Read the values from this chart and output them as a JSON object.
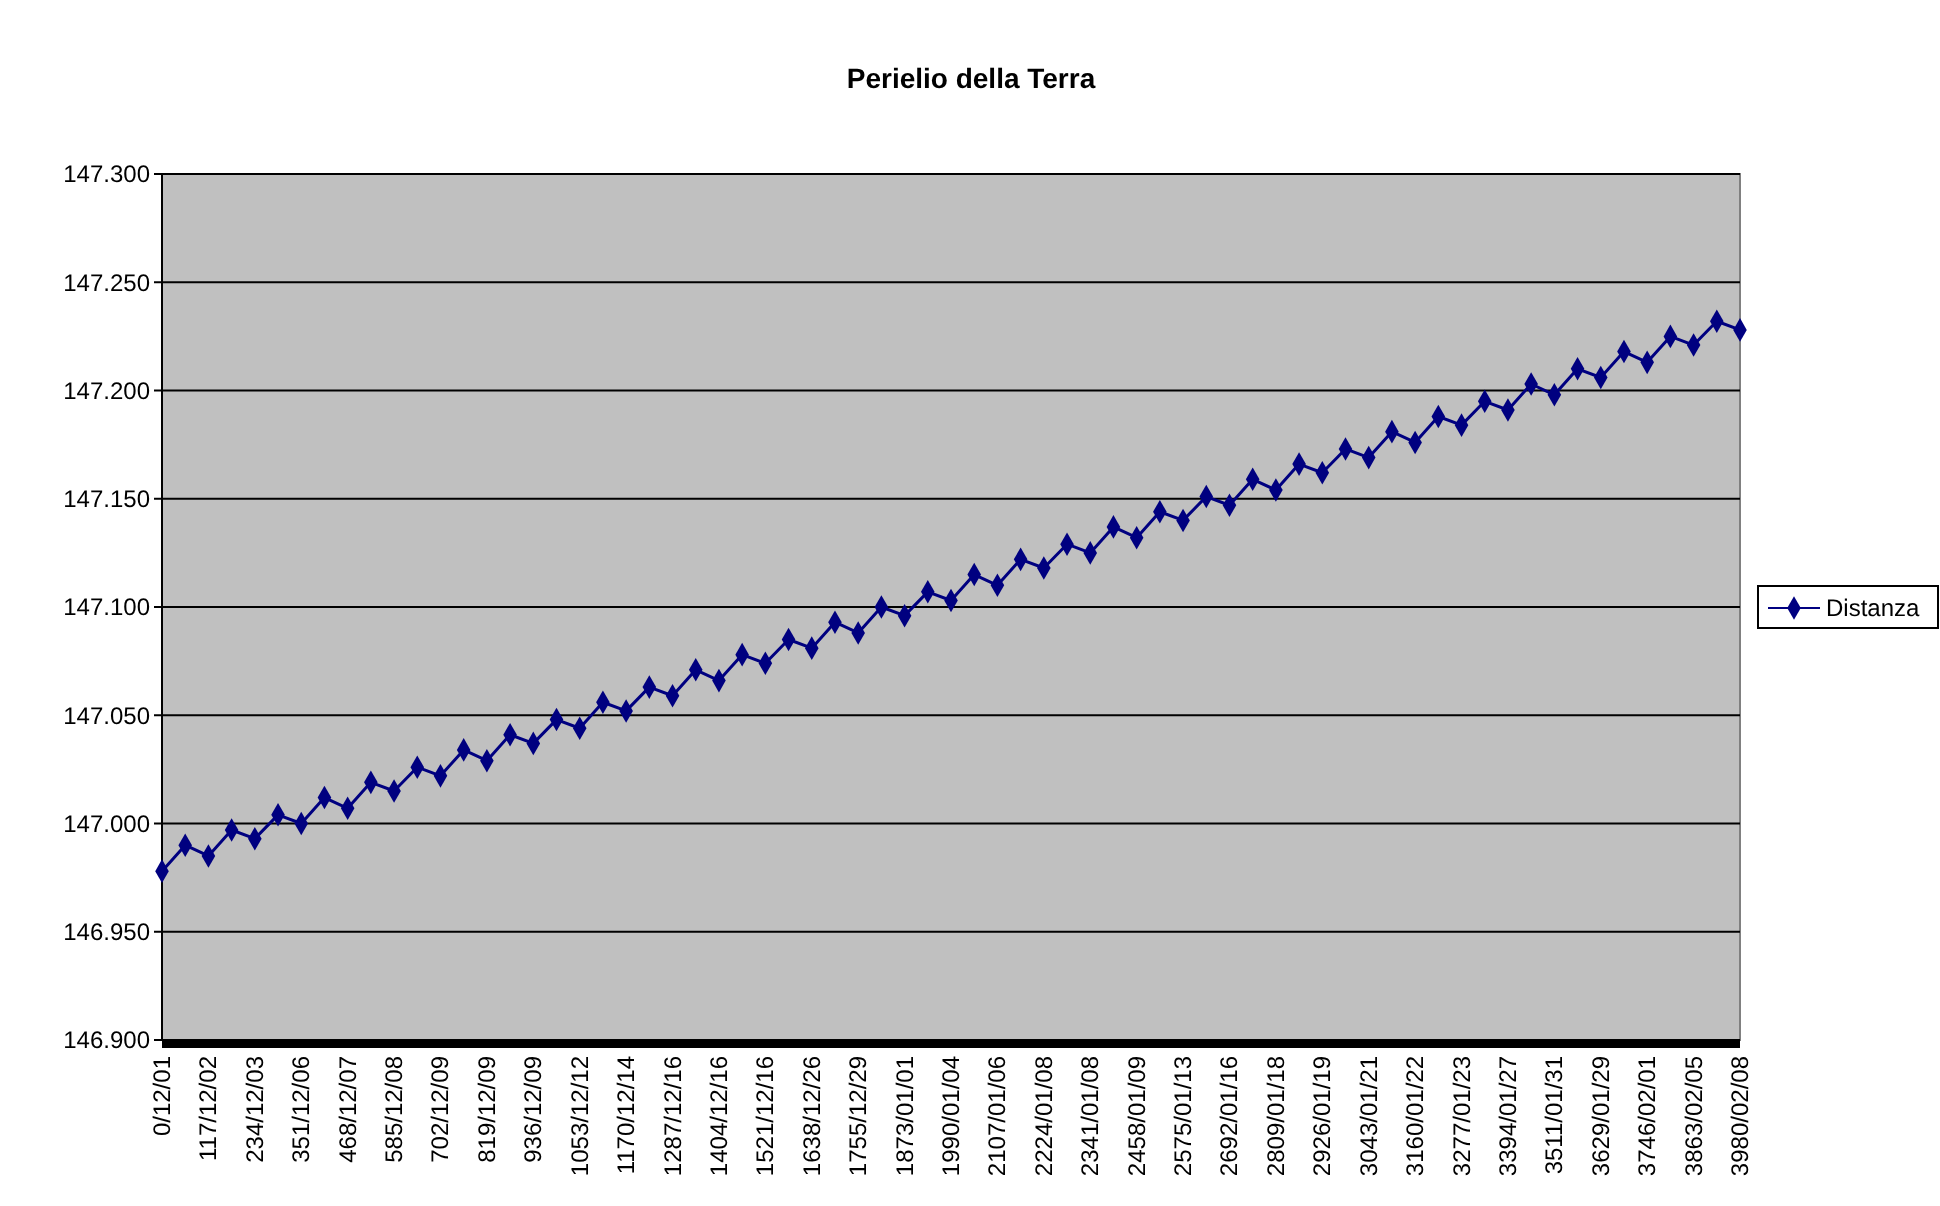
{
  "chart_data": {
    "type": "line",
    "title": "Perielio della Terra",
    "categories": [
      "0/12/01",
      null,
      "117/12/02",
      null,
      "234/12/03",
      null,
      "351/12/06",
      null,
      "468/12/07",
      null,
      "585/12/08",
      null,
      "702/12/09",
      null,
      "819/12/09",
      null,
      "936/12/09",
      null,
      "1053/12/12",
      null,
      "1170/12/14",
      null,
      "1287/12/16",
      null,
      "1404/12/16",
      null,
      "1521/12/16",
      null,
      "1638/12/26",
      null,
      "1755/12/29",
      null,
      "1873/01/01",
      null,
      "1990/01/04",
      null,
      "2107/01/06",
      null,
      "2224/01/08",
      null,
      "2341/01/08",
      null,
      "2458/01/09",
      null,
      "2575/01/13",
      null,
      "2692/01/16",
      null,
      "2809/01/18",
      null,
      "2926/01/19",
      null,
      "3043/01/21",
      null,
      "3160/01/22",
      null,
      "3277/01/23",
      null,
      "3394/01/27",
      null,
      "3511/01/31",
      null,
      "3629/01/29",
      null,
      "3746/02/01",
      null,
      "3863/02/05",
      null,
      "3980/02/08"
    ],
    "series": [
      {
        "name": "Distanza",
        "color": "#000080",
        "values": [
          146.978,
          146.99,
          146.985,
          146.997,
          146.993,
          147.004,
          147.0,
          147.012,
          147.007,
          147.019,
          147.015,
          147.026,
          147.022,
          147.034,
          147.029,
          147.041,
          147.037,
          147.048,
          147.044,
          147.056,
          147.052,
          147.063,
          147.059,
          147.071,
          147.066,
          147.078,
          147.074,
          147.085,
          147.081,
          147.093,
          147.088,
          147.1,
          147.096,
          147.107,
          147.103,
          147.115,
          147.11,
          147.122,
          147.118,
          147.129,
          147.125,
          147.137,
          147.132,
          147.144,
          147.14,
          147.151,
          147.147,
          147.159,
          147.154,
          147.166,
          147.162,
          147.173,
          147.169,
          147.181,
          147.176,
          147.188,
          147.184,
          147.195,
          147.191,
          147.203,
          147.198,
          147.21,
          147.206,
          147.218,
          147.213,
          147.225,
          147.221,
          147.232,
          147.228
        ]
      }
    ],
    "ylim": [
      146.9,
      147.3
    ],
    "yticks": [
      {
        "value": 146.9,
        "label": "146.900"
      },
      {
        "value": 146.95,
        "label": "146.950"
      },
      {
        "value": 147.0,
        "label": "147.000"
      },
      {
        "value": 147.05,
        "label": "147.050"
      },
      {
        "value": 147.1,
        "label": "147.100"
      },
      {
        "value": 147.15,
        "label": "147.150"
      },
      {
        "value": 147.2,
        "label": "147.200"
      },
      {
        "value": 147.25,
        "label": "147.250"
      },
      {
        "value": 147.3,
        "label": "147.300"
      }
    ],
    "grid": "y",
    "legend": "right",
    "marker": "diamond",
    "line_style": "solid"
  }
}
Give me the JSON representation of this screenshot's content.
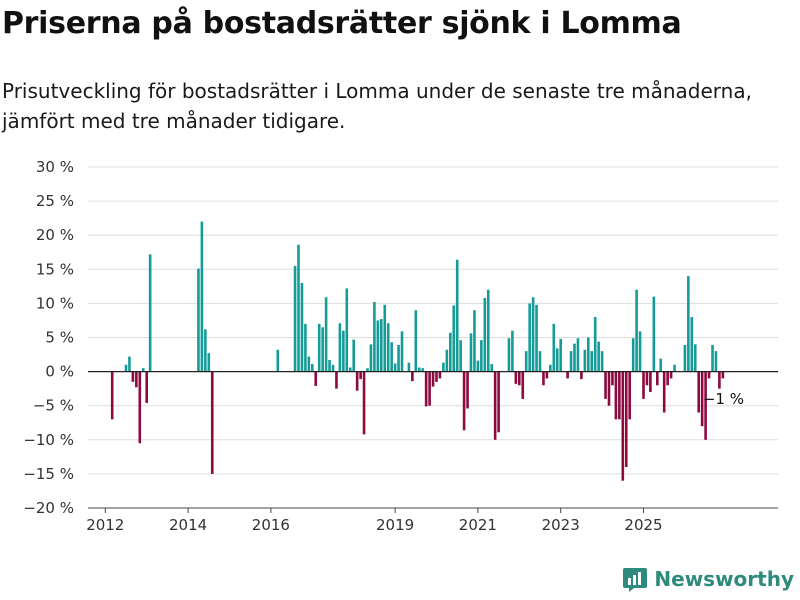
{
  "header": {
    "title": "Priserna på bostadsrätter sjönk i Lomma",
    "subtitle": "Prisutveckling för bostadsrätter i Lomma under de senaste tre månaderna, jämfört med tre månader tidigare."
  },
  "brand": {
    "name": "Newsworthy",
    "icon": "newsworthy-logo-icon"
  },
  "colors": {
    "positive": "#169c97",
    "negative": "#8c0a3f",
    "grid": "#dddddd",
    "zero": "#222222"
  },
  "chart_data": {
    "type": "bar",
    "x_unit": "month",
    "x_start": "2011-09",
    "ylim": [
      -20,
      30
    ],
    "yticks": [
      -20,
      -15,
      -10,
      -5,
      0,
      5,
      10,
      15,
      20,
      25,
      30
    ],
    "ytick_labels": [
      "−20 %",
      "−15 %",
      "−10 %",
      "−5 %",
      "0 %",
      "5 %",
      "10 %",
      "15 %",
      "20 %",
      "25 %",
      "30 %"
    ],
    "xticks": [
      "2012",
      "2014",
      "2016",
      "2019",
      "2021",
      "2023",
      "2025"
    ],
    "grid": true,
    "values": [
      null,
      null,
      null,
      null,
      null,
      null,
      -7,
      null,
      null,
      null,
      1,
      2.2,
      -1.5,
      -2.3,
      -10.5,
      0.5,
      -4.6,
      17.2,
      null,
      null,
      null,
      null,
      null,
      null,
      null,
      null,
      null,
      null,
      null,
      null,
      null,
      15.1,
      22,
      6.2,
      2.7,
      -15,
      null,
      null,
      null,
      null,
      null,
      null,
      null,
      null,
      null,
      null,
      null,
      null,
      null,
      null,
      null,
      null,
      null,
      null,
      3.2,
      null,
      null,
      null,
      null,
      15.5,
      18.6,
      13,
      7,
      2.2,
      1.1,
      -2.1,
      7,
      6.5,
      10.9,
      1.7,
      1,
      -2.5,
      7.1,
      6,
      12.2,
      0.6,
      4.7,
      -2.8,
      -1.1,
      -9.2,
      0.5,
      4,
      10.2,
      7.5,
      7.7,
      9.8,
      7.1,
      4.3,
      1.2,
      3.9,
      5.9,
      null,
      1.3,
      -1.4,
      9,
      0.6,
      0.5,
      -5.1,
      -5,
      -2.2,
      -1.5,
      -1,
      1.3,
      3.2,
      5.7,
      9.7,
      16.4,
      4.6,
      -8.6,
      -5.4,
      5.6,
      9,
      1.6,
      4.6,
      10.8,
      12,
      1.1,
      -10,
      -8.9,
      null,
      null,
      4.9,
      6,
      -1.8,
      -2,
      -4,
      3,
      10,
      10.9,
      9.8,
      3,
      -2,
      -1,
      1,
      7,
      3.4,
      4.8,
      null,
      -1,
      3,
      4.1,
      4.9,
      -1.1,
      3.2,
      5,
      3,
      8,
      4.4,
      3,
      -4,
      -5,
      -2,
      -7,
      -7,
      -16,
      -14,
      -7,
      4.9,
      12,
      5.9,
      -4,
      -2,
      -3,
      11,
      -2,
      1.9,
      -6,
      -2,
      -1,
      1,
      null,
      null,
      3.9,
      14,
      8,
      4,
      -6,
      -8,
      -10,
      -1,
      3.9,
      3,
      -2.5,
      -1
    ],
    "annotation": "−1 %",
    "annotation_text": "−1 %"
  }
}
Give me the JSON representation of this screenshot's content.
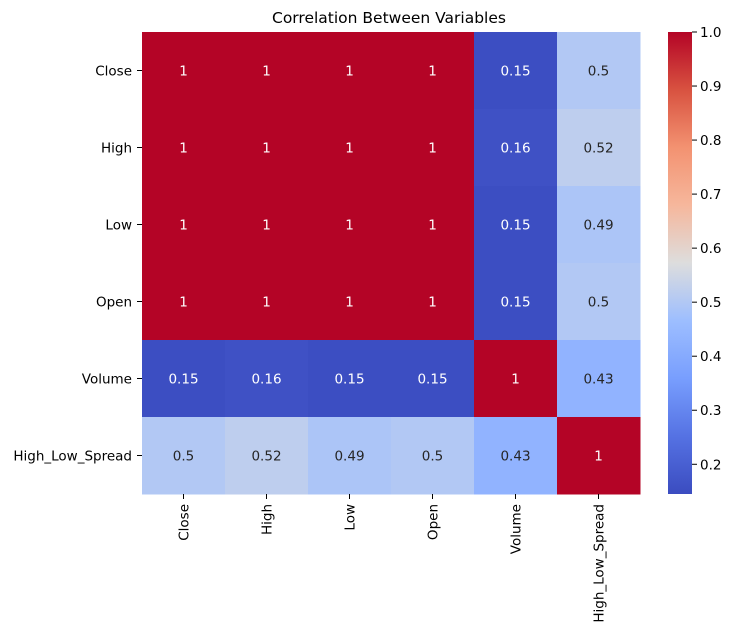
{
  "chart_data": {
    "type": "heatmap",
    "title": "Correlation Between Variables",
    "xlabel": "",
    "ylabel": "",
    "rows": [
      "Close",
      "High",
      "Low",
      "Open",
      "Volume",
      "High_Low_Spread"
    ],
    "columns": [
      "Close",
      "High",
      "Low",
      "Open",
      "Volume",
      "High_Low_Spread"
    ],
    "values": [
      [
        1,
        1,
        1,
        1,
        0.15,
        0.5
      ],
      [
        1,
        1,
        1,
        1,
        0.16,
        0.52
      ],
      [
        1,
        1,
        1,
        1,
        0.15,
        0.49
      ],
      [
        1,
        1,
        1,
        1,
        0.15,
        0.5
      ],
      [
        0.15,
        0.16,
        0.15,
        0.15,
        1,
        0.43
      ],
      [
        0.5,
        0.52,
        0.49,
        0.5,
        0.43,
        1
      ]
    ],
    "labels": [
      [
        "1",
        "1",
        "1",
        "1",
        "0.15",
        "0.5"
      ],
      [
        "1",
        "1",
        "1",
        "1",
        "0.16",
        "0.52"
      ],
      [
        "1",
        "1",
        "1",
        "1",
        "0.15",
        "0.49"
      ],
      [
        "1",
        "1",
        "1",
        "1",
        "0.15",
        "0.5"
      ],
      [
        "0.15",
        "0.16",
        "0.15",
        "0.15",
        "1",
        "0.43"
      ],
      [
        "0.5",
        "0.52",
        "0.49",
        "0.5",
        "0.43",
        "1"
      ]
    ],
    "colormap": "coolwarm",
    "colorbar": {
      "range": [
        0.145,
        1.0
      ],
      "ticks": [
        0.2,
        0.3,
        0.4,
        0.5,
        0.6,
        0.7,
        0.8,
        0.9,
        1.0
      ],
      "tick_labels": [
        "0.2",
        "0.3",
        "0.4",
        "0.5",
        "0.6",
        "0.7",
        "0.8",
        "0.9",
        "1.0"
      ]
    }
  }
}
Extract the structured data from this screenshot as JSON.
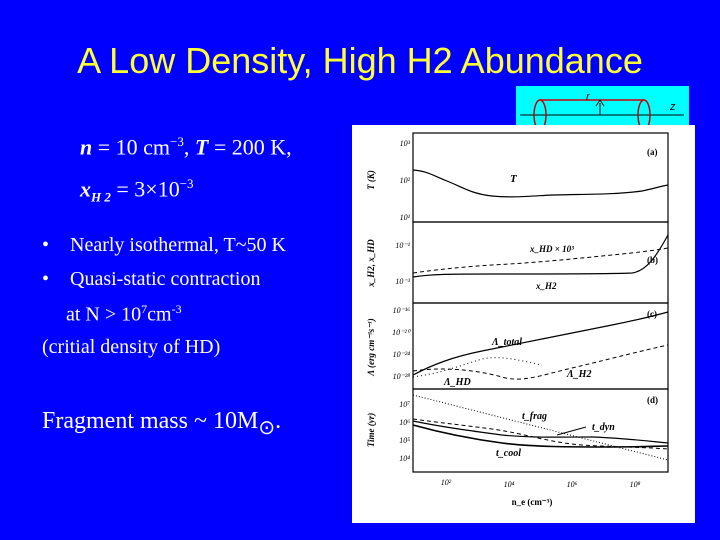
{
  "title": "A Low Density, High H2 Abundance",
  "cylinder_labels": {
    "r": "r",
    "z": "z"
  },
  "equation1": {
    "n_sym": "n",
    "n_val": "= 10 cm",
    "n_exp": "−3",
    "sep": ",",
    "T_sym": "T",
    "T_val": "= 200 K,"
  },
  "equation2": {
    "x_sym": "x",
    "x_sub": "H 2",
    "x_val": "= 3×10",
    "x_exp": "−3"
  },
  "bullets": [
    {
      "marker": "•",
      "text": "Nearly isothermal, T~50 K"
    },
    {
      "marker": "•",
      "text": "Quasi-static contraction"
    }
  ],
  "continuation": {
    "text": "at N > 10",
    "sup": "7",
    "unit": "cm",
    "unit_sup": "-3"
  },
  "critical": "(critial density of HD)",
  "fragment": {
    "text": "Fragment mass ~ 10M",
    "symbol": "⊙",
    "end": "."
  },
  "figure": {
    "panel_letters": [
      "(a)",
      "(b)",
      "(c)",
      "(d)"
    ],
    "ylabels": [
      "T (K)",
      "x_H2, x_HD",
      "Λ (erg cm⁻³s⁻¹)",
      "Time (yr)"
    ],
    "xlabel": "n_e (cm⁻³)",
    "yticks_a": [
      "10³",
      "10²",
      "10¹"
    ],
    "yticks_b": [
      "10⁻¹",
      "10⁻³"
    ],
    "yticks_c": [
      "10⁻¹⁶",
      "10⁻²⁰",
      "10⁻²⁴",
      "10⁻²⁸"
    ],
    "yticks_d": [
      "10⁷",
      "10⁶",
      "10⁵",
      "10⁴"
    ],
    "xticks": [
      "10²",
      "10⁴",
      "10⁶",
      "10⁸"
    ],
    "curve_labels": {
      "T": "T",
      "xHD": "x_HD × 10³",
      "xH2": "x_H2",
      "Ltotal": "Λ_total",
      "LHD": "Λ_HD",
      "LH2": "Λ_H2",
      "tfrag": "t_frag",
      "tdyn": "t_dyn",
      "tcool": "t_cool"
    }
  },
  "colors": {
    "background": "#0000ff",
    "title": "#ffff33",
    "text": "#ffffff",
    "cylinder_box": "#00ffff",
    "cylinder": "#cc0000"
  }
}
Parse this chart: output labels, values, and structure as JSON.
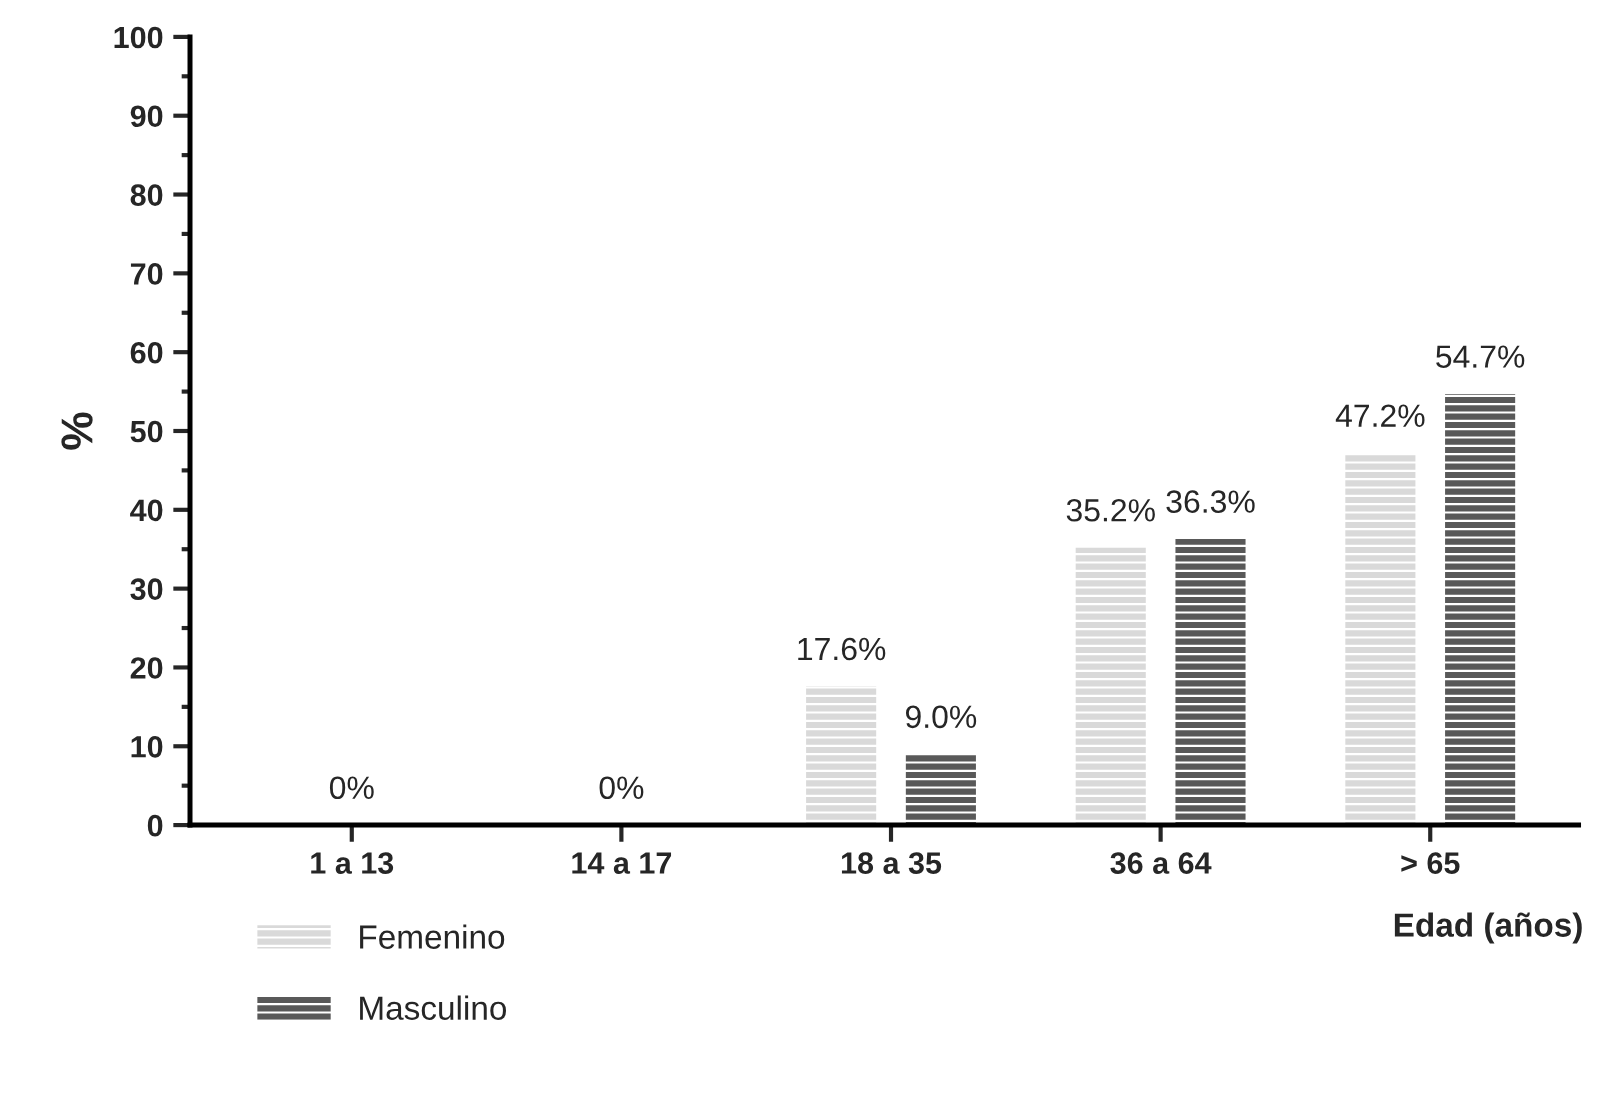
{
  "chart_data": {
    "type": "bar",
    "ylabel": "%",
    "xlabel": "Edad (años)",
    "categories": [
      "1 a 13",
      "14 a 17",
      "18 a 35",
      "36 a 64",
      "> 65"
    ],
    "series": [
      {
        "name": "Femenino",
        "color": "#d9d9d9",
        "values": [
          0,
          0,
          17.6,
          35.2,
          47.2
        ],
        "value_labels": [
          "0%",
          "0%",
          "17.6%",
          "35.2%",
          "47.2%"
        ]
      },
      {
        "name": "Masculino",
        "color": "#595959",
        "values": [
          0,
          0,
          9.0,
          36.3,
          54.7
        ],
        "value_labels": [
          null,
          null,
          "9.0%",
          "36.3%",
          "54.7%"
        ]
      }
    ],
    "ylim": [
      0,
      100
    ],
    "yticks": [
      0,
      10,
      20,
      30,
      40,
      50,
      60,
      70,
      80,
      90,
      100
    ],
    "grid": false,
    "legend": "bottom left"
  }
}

# Objective:
Copy all the lines above that hold the string "xlabel".

# Task result:
    "xlabel": "",
    "xlabel": "n_e (cm⁻³)",
    "xlabel": "Edad (años)",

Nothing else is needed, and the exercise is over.